***** PROVIDED MATERIAL

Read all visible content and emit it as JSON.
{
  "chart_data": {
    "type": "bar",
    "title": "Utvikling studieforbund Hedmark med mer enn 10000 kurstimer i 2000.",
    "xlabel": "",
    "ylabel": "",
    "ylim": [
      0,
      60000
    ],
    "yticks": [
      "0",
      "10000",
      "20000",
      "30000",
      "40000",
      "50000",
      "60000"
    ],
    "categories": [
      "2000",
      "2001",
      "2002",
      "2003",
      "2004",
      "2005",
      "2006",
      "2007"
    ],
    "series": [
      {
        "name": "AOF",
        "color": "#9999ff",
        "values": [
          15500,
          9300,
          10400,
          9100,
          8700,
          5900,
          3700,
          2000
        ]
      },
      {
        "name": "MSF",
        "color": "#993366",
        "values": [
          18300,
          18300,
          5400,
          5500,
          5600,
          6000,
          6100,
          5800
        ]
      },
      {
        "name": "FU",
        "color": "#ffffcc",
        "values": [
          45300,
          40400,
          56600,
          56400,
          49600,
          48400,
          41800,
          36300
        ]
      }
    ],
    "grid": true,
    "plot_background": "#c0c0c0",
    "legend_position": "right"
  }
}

**********

Write out the whole listing again, exactly as it stands.

Read all visible content and emit it as JSON.
{
  "chart_data": {
    "type": "bar",
    "title": "Utvikling studieforbund Hedmark med mer enn 10000 kurstimer i 2000.",
    "xlabel": "",
    "ylabel": "",
    "ylim": [
      0,
      60000
    ],
    "yticks": [
      "0",
      "10000",
      "20000",
      "30000",
      "40000",
      "50000",
      "60000"
    ],
    "categories": [
      "2000",
      "2001",
      "2002",
      "2003",
      "2004",
      "2005",
      "2006",
      "2007"
    ],
    "series": [
      {
        "name": "AOF",
        "color": "#9999ff",
        "values": [
          15500,
          9300,
          10400,
          9100,
          8700,
          5900,
          3700,
          2000
        ]
      },
      {
        "name": "MSF",
        "color": "#993366",
        "values": [
          18300,
          18300,
          5400,
          5500,
          5600,
          6000,
          6100,
          5800
        ]
      },
      {
        "name": "FU",
        "color": "#ffffcc",
        "values": [
          45300,
          40400,
          56600,
          56400,
          49600,
          48400,
          41800,
          36300
        ]
      }
    ],
    "grid": true,
    "plot_background": "#c0c0c0",
    "legend_position": "right"
  }
}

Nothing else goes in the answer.